== Information supplied

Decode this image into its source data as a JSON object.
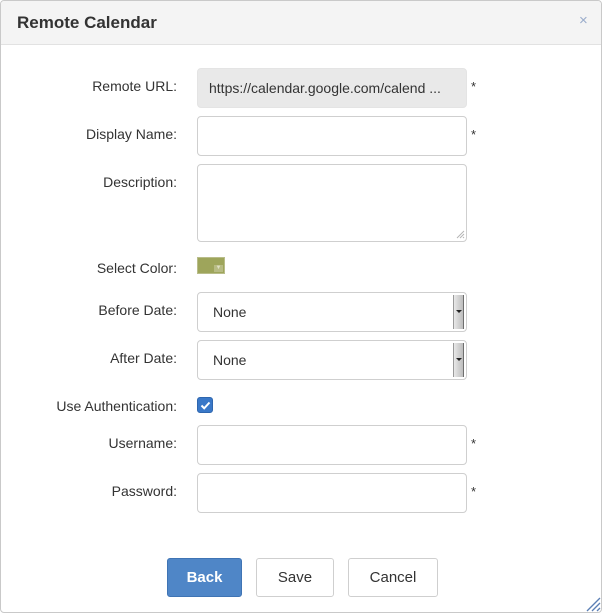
{
  "dialog": {
    "title": "Remote Calendar",
    "close_glyph": "×"
  },
  "form": {
    "remote_url": {
      "label": "Remote URL:",
      "value": "https://calendar.google.com/calend ...",
      "required": "*"
    },
    "display_name": {
      "label": "Display Name:",
      "value": "",
      "required": "*"
    },
    "description": {
      "label": "Description:",
      "value": ""
    },
    "color": {
      "label": "Select Color:",
      "value": "#9ea55b"
    },
    "before_date": {
      "label": "Before Date:",
      "value": "None"
    },
    "after_date": {
      "label": "After Date:",
      "value": "None"
    },
    "use_authentication": {
      "label": "Use Authentication:",
      "checked": true
    },
    "username": {
      "label": "Username:",
      "value": "",
      "required": "*"
    },
    "password": {
      "label": "Password:",
      "value": "",
      "required": "*"
    }
  },
  "buttons": {
    "back": "Back",
    "save": "Save",
    "cancel": "Cancel"
  },
  "colors": {
    "primary": "#4f86c7",
    "checkbox": "#3a78c8",
    "title_bar": "#f4f4f4"
  }
}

====

**Written instruction**
Reproduce every entry word for word, but omit the pictures.

**Exercise solution**
Decode this image into its source data as a JSON object.
{
  "dialog": {
    "title": "Remote Calendar",
    "close_glyph": "×"
  },
  "form": {
    "remote_url": {
      "label": "Remote URL:",
      "value": "https://calendar.google.com/calend ...",
      "required": "*"
    },
    "display_name": {
      "label": "Display Name:",
      "value": "",
      "required": "*"
    },
    "description": {
      "label": "Description:",
      "value": ""
    },
    "color": {
      "label": "Select Color:",
      "value": "#9ea55b"
    },
    "before_date": {
      "label": "Before Date:",
      "value": "None"
    },
    "after_date": {
      "label": "After Date:",
      "value": "None"
    },
    "use_authentication": {
      "label": "Use Authentication:",
      "checked": true
    },
    "username": {
      "label": "Username:",
      "value": "",
      "required": "*"
    },
    "password": {
      "label": "Password:",
      "value": "",
      "required": "*"
    }
  },
  "buttons": {
    "back": "Back",
    "save": "Save",
    "cancel": "Cancel"
  },
  "colors": {
    "primary": "#4f86c7",
    "checkbox": "#3a78c8",
    "title_bar": "#f4f4f4"
  }
}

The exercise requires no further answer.